WHAT IS REQUIRED:
Take every line from the material that has the word "propia" in it.

RAW DATA:

++++++++++

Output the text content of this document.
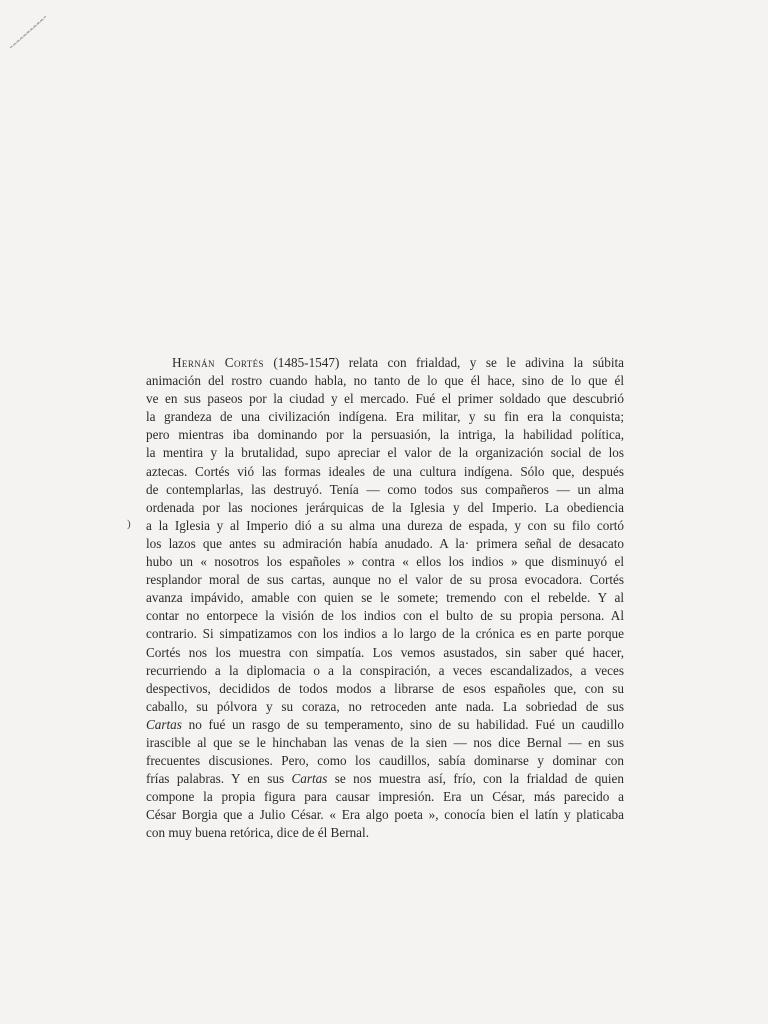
)
Hernán Cortés (1485-1547) relata con frialdad, y se le adivina la súbita
animación del rostro cuando habla, no tanto de lo que él hace, sino de lo que él
ve en sus paseos por la ciudad y el mercado. Fué el primer soldado que descubrió
la grandeza de una civilización indígena. Era militar, y su fin era la conquista;
pero mientras iba dominando por la persuasión, la intriga, la habilidad política,
la mentira y la brutalidad, supo apreciar el valor de la organización social de los
aztecas. Cortés vió las formas ideales de una cultura indígena. Sólo que, después
de contemplarlas, las destruyó. Tenía — como todos sus compañeros — un alma
ordenada por las nociones jerárquicas de la Iglesia y del Imperio. La obediencia
a la Iglesia y al Imperio dió a su alma una dureza de espada, y con su filo cortó
los lazos que antes su admiración había anudado. A la· primera señal de desacato
hubo un « nosotros los españoles » contra « ellos los indios » que disminuyó el
resplandor moral de sus cartas, aunque no el valor de su prosa evocadora. Cortés
avanza impávido, amable con quien se le somete; tremendo con el rebelde. Y al
contar no entorpece la visión de los indios con el bulto de su propia persona. Al
contrario. Si simpatizamos con los indios a lo largo de la crónica es en parte porque
Cortés nos los muestra con simpatía. Los vemos asustados, sin saber qué hacer,
recurriendo a la diplomacia o a la conspiración, a veces escandalizados, a veces
despectivos, decididos de todos modos a librarse de esos españoles que, con su
caballo, su pólvora y su coraza, no retroceden ante nada. La sobriedad de sus
Cartas no fué un rasgo de su temperamento, sino de su habilidad. Fué un caudillo
irascible al que se le hinchaban las venas de la sien — nos dice Bernal — en sus
frecuentes discusiones. Pero, como los caudillos, sabía dominarse y dominar con
frías palabras. Y en sus Cartas se nos muestra así, frío, con la frialdad de quien
compone la propia figura para causar impresión. Era un César, más parecido a
César Borgia que a Julio César. « Era algo poeta », conocía bien el latín y platicaba
con muy buena retórica, dice de él Bernal.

++++++++++

RESULT:
contar no entorpece la visión de los indios con el bulto de su propia persona. Al
compone la propia figura para causar impresión. Era un César, más parecido a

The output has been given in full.